§ **What is expected**
Transcribe every entry word for word, but skip the images.
-- Start Record set --
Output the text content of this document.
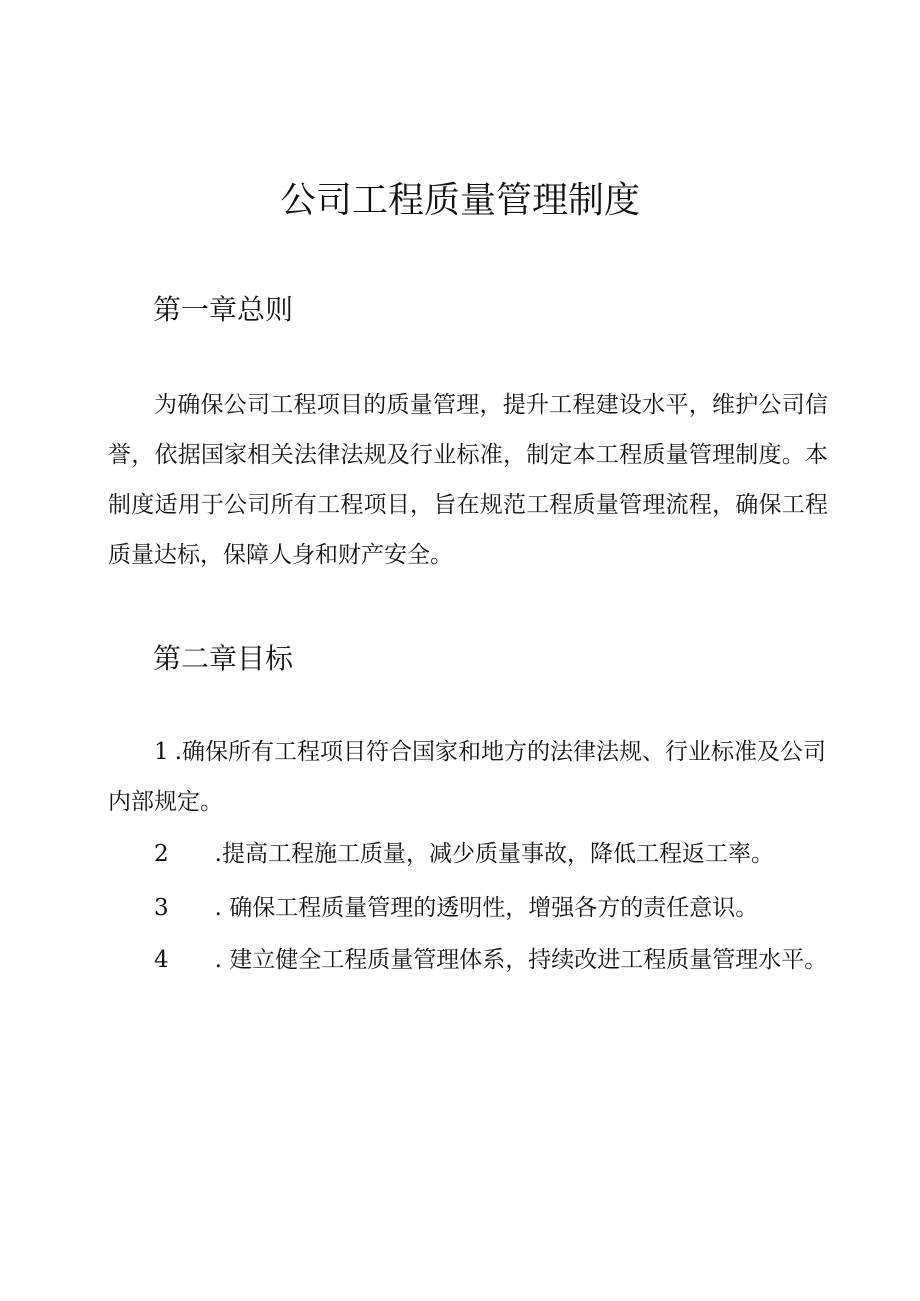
公司工程质量管理制度
第一章总则

为确保公司工程项目的质量管理，提升工程建设水平，维护公司信誉，依据国家相关法律法规及行业标准，制定本工程质量管理制度。本制度适用于公司所有工程项目，旨在规范工程质量管理流程，确保工程质量达标，保障人身和财产安全。

第二章目标

1 .确保所有工程项目符合国家和地方的法律法规、行业标准及公司内部规定。

2 .提高工程施工质量，减少质量事故，降低工程返工率。

3 . 确保工程质量管理的透明性，增强各方的责任意识。

4 . 建立健全工程质量管理体系，持续改进工程质量管理水平。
-- End Record set --
§ **Answer to this exercise**
Output the text content of this document.
公司工程质量管理制度
第一章总则

为确保公司工程项目的质量管理，提升工程建设水平，维护公司信誉，依据国家相关法律法规及行业标准，制定本工程质量管理制度。本制度适用于公司所有工程项目，旨在规范工程质量管理流程，确保工程质量达标，保障人身和财产安全。

第二章目标

1 .确保所有工程项目符合国家和地方的法律法规、行业标准及公司内部规定。

2 .提高工程施工质量，减少质量事故，降低工程返工率。

3 . 确保工程质量管理的透明性，增强各方的责任意识。

4 . 建立健全工程质量管理体系，持续改进工程质量管理水平。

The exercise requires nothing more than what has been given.